Bounding box entries:
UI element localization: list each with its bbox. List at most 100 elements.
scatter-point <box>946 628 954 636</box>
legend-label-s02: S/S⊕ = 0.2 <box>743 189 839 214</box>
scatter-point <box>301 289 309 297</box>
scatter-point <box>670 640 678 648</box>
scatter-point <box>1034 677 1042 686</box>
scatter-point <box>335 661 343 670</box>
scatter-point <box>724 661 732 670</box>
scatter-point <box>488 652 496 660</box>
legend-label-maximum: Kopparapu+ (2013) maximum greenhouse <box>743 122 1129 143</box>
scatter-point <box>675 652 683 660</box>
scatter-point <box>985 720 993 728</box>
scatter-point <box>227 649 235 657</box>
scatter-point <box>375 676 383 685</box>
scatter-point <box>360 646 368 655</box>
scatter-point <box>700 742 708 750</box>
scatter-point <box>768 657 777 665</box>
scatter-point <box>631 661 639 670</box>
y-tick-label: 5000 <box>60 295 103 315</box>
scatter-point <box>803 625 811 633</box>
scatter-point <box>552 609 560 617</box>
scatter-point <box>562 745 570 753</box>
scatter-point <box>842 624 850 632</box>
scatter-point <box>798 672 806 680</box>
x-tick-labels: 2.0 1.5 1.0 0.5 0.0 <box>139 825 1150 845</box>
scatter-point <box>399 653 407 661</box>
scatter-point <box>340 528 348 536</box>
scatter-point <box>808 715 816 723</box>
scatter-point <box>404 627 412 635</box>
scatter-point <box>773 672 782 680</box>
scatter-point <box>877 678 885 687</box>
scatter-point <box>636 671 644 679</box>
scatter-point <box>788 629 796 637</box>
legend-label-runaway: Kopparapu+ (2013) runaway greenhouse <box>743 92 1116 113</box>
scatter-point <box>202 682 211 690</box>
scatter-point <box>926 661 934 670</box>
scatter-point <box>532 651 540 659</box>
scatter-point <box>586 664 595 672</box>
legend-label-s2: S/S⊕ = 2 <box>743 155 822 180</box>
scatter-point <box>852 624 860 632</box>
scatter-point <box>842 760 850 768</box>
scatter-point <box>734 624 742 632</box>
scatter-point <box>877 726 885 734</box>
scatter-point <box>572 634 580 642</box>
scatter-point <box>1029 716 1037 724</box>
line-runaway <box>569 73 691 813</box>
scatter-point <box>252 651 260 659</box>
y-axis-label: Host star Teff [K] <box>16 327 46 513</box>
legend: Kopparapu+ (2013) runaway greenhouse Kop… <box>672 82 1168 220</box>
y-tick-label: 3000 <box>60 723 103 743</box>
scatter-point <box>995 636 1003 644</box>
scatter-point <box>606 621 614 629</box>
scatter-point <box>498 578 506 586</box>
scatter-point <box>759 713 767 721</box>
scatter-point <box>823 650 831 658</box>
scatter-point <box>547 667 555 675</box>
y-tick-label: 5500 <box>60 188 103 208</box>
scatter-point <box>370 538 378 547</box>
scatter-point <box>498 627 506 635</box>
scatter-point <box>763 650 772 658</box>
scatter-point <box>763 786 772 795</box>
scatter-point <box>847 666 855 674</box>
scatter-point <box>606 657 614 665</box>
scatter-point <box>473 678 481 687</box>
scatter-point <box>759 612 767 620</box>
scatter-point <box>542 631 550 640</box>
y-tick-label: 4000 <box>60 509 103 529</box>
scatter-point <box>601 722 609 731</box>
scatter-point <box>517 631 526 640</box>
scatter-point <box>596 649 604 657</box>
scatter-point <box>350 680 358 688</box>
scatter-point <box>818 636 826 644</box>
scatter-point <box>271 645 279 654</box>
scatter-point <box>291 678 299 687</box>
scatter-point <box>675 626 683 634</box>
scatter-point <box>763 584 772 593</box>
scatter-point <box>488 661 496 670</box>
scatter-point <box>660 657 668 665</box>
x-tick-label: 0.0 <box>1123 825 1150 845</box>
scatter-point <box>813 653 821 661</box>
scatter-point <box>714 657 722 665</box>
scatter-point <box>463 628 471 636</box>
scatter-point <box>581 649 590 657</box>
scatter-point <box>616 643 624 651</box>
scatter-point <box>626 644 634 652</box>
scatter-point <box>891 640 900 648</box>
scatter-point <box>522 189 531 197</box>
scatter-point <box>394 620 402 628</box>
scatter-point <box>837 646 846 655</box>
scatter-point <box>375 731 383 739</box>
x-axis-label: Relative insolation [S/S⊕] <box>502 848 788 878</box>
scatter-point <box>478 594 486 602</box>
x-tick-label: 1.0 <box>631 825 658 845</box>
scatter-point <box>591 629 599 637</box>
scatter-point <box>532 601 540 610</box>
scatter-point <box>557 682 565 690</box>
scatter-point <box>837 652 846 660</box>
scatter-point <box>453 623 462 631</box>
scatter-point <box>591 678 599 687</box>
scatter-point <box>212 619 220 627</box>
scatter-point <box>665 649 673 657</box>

### Problem description
Print every line above without any changes.

### Right answer
UI element localization: list each with its bbox. List at most 100 elements.
scatter-point <box>946 628 954 636</box>
legend-label-s02: S/S⊕ = 0.2 <box>743 189 839 214</box>
scatter-point <box>301 289 309 297</box>
scatter-point <box>670 640 678 648</box>
scatter-point <box>1034 677 1042 686</box>
scatter-point <box>335 661 343 670</box>
scatter-point <box>724 661 732 670</box>
scatter-point <box>488 652 496 660</box>
legend-label-maximum: Kopparapu+ (2013) maximum greenhouse <box>743 122 1129 143</box>
scatter-point <box>675 652 683 660</box>
scatter-point <box>985 720 993 728</box>
scatter-point <box>227 649 235 657</box>
scatter-point <box>375 676 383 685</box>
scatter-point <box>360 646 368 655</box>
scatter-point <box>700 742 708 750</box>
scatter-point <box>768 657 777 665</box>
scatter-point <box>631 661 639 670</box>
y-tick-label: 5000 <box>60 295 103 315</box>
scatter-point <box>803 625 811 633</box>
scatter-point <box>552 609 560 617</box>
scatter-point <box>562 745 570 753</box>
scatter-point <box>842 624 850 632</box>
scatter-point <box>798 672 806 680</box>
x-tick-labels: 2.0 1.5 1.0 0.5 0.0 <box>139 825 1150 845</box>
scatter-point <box>399 653 407 661</box>
scatter-point <box>340 528 348 536</box>
scatter-point <box>808 715 816 723</box>
scatter-point <box>404 627 412 635</box>
scatter-point <box>773 672 782 680</box>
scatter-point <box>877 678 885 687</box>
scatter-point <box>636 671 644 679</box>
scatter-point <box>788 629 796 637</box>
legend-label-runaway: Kopparapu+ (2013) runaway greenhouse <box>743 92 1116 113</box>
scatter-point <box>202 682 211 690</box>
scatter-point <box>926 661 934 670</box>
scatter-point <box>532 651 540 659</box>
scatter-point <box>586 664 595 672</box>
legend-label-s2: S/S⊕ = 2 <box>743 155 822 180</box>
scatter-point <box>852 624 860 632</box>
scatter-point <box>842 760 850 768</box>
scatter-point <box>734 624 742 632</box>
scatter-point <box>877 726 885 734</box>
scatter-point <box>572 634 580 642</box>
scatter-point <box>1029 716 1037 724</box>
line-runaway <box>569 73 691 813</box>
scatter-point <box>252 651 260 659</box>
y-axis-label: Host star Teff [K] <box>16 327 46 513</box>
legend: Kopparapu+ (2013) runaway greenhouse Kop… <box>672 82 1168 220</box>
y-tick-label: 3000 <box>60 723 103 743</box>
scatter-point <box>995 636 1003 644</box>
scatter-point <box>606 621 614 629</box>
scatter-point <box>498 578 506 586</box>
scatter-point <box>759 713 767 721</box>
scatter-point <box>823 650 831 658</box>
scatter-point <box>547 667 555 675</box>
y-tick-label: 5500 <box>60 188 103 208</box>
scatter-point <box>370 538 378 547</box>
scatter-point <box>498 627 506 635</box>
scatter-point <box>763 650 772 658</box>
scatter-point <box>763 786 772 795</box>
scatter-point <box>847 666 855 674</box>
scatter-point <box>606 657 614 665</box>
scatter-point <box>473 678 481 687</box>
scatter-point <box>759 612 767 620</box>
scatter-point <box>542 631 550 640</box>
y-tick-label: 4000 <box>60 509 103 529</box>
scatter-point <box>601 722 609 731</box>
scatter-point <box>517 631 526 640</box>
scatter-point <box>596 649 604 657</box>
scatter-point <box>350 680 358 688</box>
scatter-point <box>818 636 826 644</box>
scatter-point <box>271 645 279 654</box>
scatter-point <box>291 678 299 687</box>
scatter-point <box>675 626 683 634</box>
scatter-point <box>763 584 772 593</box>
scatter-point <box>488 661 496 670</box>
scatter-point <box>660 657 668 665</box>
x-tick-label: 0.0 <box>1123 825 1150 845</box>
scatter-point <box>813 653 821 661</box>
scatter-point <box>714 657 722 665</box>
scatter-point <box>463 628 471 636</box>
scatter-point <box>581 649 590 657</box>
scatter-point <box>616 643 624 651</box>
scatter-point <box>626 644 634 652</box>
scatter-point <box>891 640 900 648</box>
scatter-point <box>522 189 531 197</box>
scatter-point <box>394 620 402 628</box>
scatter-point <box>837 646 846 655</box>
scatter-point <box>375 731 383 739</box>
x-axis-label: Relative insolation [S/S⊕] <box>502 848 788 878</box>
scatter-point <box>478 594 486 602</box>
x-tick-label: 1.0 <box>631 825 658 845</box>
scatter-point <box>591 629 599 637</box>
scatter-point <box>532 601 540 610</box>
scatter-point <box>557 682 565 690</box>
scatter-point <box>837 652 846 660</box>
scatter-point <box>453 623 462 631</box>
scatter-point <box>591 678 599 687</box>
scatter-point <box>212 619 220 627</box>
scatter-point <box>665 649 673 657</box>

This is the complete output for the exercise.